*** Verilen Alıntı

Problemi Çözmek

Problemi Çözmek

Gürcan Banger

Bir problemi çözmenin ilk adımı öncelikle onu anlamakla başlar. Problemin varlığından emin olmak ve niteliği konusunda yeterli bilgi sahibi olmak (problemin çözümüne önayak olsak ama çözümünü bizzat gerçekleştirecek olmasak bile) kaçınılmazdır. İyi anlaşılmamış bir problem için iyi bir çözüm beklemek hayal olur.

Pek çok örnekte olduğu gibi problem de bir sistemdir. Onu oluşturan bazı unsurlar mevcuttur. Bu unsurlar arasında çeşitli türden ilişkiler bulunur. Bu unsur veya ilişkilerden bir ya da birkaçı (Pareto Kuralı’nın söylediği gibi) problemin oluşmasında baskın rol oynar. Problemin oluşumuna katkı yapan ve başka ortamlardan (uzak ve yakın çevredeki başka sistemlerden) gelen dış etkiler bulunabilir. Son olarak; problemin gelişimi nedeniyle bundan sonra oluşturacağı başka sonuçlar olabilir. Özetle; problemi anlamak ve açıklamak iyi bir çözüm için başarılması gereken yakıcı önemde bir aşamadır. İyi anlaşılmamış bir problem için geliştirilen ‘kör’ çözüm, yeni problemler yaratmada son derece ‘başarılıdır’.

******

■ Yapılacaklar ■
a - Problem çözme metninde “Pek çok örnekte” sözlerinden “son derece ‘başarılıdır’.” sözlerine kadar olan her şeyi, “dış etkiler” yerine “harici etkiler” koyarak yeniden yazın.
b - Problem çözme metnine göre bir problemi çözmenin ilk adımı nedir?
c - Problem çözme metninde parantez içinde verilen ifadelerin hepsini sıralayın.

*** Satırlar

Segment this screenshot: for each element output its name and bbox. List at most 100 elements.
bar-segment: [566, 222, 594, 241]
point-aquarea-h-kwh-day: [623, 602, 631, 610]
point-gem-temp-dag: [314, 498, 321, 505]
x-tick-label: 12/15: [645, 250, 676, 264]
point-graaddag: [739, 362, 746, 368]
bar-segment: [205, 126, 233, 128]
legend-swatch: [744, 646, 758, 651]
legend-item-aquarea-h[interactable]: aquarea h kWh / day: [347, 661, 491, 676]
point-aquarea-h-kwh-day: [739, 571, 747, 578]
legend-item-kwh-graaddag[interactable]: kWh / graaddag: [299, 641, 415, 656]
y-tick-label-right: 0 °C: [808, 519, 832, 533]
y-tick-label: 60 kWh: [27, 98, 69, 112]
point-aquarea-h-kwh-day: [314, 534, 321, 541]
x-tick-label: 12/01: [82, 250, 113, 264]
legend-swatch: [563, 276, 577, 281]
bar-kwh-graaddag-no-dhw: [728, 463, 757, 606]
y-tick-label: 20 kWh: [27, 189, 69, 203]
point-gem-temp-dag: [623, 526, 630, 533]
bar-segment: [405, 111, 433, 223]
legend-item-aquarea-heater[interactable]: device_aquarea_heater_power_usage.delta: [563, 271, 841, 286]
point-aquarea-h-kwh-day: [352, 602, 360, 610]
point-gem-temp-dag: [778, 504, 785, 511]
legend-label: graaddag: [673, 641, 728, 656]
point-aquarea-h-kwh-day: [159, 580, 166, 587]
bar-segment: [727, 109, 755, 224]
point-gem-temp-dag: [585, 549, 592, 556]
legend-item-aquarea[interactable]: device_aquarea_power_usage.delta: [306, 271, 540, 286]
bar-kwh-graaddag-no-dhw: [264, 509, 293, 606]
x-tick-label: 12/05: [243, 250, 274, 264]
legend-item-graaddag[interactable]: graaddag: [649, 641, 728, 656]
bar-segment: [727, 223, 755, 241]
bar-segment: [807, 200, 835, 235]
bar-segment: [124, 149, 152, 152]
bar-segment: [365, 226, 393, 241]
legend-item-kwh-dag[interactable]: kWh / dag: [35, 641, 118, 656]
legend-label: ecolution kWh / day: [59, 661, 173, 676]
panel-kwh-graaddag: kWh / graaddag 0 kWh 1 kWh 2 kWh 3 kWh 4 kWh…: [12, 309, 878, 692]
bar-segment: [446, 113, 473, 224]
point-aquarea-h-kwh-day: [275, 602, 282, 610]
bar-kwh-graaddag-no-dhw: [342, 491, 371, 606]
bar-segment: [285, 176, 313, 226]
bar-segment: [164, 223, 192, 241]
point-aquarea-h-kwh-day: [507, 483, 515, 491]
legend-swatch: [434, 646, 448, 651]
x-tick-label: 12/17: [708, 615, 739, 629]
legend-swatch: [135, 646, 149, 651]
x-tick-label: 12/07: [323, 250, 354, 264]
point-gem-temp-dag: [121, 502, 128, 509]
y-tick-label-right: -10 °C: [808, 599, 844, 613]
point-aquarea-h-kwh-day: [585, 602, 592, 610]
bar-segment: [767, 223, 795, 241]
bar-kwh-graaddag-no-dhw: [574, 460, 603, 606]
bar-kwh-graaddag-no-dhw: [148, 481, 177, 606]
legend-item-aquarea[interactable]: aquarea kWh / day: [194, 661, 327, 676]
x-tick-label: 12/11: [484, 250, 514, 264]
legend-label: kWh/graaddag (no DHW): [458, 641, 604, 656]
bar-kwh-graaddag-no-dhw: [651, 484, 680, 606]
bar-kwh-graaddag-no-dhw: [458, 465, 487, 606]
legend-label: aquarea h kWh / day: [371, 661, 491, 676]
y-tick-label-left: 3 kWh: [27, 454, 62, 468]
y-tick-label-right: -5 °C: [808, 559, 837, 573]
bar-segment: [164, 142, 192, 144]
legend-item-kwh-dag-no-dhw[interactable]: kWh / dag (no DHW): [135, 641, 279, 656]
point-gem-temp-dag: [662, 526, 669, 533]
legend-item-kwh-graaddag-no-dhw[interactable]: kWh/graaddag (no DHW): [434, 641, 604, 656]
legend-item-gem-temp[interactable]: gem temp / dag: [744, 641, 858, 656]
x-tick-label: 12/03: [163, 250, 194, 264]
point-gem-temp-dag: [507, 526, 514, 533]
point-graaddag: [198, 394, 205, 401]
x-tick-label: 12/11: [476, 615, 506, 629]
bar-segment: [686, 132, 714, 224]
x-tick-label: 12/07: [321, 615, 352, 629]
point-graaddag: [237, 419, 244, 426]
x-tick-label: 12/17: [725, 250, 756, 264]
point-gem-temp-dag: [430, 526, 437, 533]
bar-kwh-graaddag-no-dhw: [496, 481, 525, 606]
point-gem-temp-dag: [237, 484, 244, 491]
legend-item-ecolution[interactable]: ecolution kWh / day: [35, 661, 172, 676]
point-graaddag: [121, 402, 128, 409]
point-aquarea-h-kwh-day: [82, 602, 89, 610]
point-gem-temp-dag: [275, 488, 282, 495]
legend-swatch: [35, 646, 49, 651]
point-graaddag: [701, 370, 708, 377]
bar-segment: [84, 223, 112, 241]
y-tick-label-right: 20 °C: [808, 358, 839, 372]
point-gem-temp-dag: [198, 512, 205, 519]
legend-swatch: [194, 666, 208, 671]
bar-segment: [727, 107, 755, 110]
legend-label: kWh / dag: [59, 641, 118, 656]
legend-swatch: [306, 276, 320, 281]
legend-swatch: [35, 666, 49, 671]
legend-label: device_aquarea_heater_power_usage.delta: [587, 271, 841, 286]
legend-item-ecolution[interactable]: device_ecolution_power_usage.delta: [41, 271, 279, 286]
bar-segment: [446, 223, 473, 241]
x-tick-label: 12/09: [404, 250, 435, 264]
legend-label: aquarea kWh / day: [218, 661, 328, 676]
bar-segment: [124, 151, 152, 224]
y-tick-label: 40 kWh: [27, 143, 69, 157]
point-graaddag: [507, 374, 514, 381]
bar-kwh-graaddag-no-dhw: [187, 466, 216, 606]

******

■ Görev Görev Yanıtlar ■
a -
Pek çok örnekte olduğu gibi problem de bir sistemdir. Onu oluşturan bazı unsurlar mevcuttur. Bu unsurlar arasında çeşitli türden ilişkiler bulunur. Bu unsur veya ilişkilerden bir ya da birkaçı (Pareto Kuralı’nın söylediği gibi) problemin oluşmasında baskın rol oynar. Problemin oluşumuna katkı yapan ve başka ortamlardan (uzak ve yakın çevredeki başka sistemlerden) gelen harici etkiler bulunabilir. Son olarak; problemin gelişimi nedeniyle bundan sonra oluşturacağı başka sonuçlar olabilir. Özetle; problemi anlamak ve açıklamak iyi bir çözüm için başarılması gereken yakıcı önemde bir aşamadır. İyi anlaşılmamış bir problem için geliştirilen ‘kör’ çözüm, yeni problemler yaratmada son derece ‘başarılıdır’.

b - Bir problemi çözmenin ilk adımı, onu anlamaktır.

c -
- problemin çözümüne önayak olsak ama çözümünü bizzat gerçekleştirecek olmasak bile
- Pareto Kuralı’nın söylediği gibi
- uzak ve yakın çevredeki başka sistemlerden